GIVEN TASK → Output the material beneath exactly, leaving nothing out.

** start of ITEMS **

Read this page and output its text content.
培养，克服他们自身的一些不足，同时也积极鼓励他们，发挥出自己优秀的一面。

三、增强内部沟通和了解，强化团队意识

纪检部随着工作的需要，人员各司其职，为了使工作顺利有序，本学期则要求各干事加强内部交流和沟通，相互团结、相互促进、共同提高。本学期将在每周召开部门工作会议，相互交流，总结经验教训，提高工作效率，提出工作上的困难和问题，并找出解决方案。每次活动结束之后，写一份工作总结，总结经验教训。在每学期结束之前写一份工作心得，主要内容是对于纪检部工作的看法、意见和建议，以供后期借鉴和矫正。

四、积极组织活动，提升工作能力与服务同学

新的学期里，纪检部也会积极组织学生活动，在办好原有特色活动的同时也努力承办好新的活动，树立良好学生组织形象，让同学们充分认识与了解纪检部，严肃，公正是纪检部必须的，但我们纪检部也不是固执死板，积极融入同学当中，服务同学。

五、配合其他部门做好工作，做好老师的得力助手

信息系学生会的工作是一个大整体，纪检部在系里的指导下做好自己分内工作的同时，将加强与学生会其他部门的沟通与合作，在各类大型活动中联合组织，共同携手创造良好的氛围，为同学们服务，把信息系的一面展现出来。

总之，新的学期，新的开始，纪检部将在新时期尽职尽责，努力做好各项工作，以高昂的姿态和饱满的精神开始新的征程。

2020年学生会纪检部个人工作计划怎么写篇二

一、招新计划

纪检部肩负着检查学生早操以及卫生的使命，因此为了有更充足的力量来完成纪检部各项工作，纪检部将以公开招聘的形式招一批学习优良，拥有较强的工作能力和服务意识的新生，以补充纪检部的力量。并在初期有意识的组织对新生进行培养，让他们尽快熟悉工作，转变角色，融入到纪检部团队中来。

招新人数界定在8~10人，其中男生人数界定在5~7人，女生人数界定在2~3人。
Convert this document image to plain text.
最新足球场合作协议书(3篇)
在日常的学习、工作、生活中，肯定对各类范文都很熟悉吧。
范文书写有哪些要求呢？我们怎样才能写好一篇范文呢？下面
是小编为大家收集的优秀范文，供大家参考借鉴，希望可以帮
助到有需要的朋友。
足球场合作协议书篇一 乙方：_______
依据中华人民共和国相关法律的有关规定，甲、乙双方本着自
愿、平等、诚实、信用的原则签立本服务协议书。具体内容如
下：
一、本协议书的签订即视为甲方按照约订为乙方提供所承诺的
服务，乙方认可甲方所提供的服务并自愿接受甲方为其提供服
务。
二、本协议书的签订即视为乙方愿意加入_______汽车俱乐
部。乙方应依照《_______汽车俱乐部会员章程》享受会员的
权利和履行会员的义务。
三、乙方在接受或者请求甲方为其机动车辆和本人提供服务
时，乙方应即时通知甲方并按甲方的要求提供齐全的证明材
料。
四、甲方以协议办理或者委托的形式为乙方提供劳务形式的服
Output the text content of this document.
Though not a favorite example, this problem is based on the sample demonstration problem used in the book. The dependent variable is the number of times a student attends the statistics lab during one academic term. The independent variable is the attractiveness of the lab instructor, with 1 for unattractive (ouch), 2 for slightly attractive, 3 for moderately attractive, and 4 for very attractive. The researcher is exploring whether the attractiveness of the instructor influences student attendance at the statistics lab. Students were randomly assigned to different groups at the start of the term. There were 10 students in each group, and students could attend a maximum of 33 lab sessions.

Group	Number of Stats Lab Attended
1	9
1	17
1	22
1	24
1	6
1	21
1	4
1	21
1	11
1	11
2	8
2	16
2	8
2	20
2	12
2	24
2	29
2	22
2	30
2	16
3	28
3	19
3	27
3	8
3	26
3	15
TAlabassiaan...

** end of ITEMS **

WRITTEN SOLUTION →
Read this page and output its text content.
培养，克服他们自身的一些不足，同时也积极鼓励他们，发挥出自己优秀的一面。

三、增强内部沟通和了解，强化团队意识

纪检部随着工作的需要，人员各司其职，为了使工作顺利有序，本学期则要求各干事加强内部交流和沟通，相互团结、相互促进、共同提高。本学期将在每周召开部门工作会议，相互交流，总结经验教训，提高工作效率，提出工作上的困难和问题，并找出解决方案。每次活动结束之后，写一份工作总结，总结经验教训。在每学期结束之前写一份工作心得，主要内容是对于纪检部工作的看法、意见和建议，以供后期借鉴和矫正。

四、积极组织活动，提升工作能力与服务同学

新的学期里，纪检部也会积极组织学生活动，在办好原有特色活动的同时也努力承办好新的活动，树立良好学生组织形象，让同学们充分认识与了解纪检部，严肃，公正是纪检部必须的，但我们纪检部也不是固执死板，积极融入同学当中，服务同学。

五、配合其他部门做好工作，做好老师的得力助手

信息系学生会的工作是一个大整体，纪检部在系里的指导下做好自己分内工作的同时，将加强与学生会其他部门的沟通与合作，在各类大型活动中联合组织，共同携手创造良好的氛围，为同学们服务，把信息系的一面展现出来。

总之，新的学期，新的开始，纪检部将在新时期尽职尽责，努力做好各项工作，以高昂的姿态和饱满的精神开始新的征程。

2020年学生会纪检部个人工作计划怎么写篇二

一、招新计划

纪检部肩负着检查学生早操以及卫生的使命，因此为了有更充足的力量来完成纪检部各项工作，纪检部将以公开招聘的形式招一批学习优良，拥有较强的工作能力和服务意识的新生，以补充纪检部的力量。并在初期有意识的组织对新生进行培养，让他们尽快熟悉工作，转变角色，融入到纪检部团队中来。

招新人数界定在8~10人，其中男生人数界定在5~7人，女生人数界定在2~3人。
Convert this document image to plain text.
最新足球场合作协议书(3篇)
在日常的学习、工作、生活中，肯定对各类范文都很熟悉吧。
范文书写有哪些要求呢？我们怎样才能写好一篇范文呢？下面
是小编为大家收集的优秀范文，供大家参考借鉴，希望可以帮
助到有需要的朋友。
足球场合作协议书篇一 乙方：_______
依据中华人民共和国相关法律的有关规定，甲、乙双方本着自
愿、平等、诚实、信用的原则签立本服务协议书。具体内容如
下：
一、本协议书的签订即视为甲方按照约订为乙方提供所承诺的
服务，乙方认可甲方所提供的服务并自愿接受甲方为其提供服
务。
二、本协议书的签订即视为乙方愿意加入_______汽车俱乐
部。乙方应依照《_______汽车俱乐部会员章程》享受会员的
权利和履行会员的义务。
三、乙方在接受或者请求甲方为其机动车辆和本人提供服务
时，乙方应即时通知甲方并按甲方的要求提供齐全的证明材
料。
四、甲方以协议办理或者委托的形式为乙方提供劳务形式的服
Output the text content of this document.
Though not a favorite example, this problem is based on the sample demonstration problem used in the book. The dependent variable is the number of times a student attends the statistics lab during one academic term. The independent variable is the attractiveness of the lab instructor, with 1 for unattractive (ouch), 2 for slightly attractive, 3 for moderately attractive, and 4 for very attractive. The researcher is exploring whether the attractiveness of the instructor influences student attendance at the statistics lab. Students were randomly assigned to different groups at the start of the term. There were 10 students in each group, and students could attend a maximum of 33 lab sessions.

Group	Number of Stats Lab Attended
1	9
1	17
1	22
1	24
1	6
1	21
1	4
1	21
1	11
1	11
2	8
2	16
2	8
2	20
2	12
2	24
2	29
2	22
2	30
2	16
3	28
3	19
3	27
3	8
3	26
3	15
TAlabassiaan...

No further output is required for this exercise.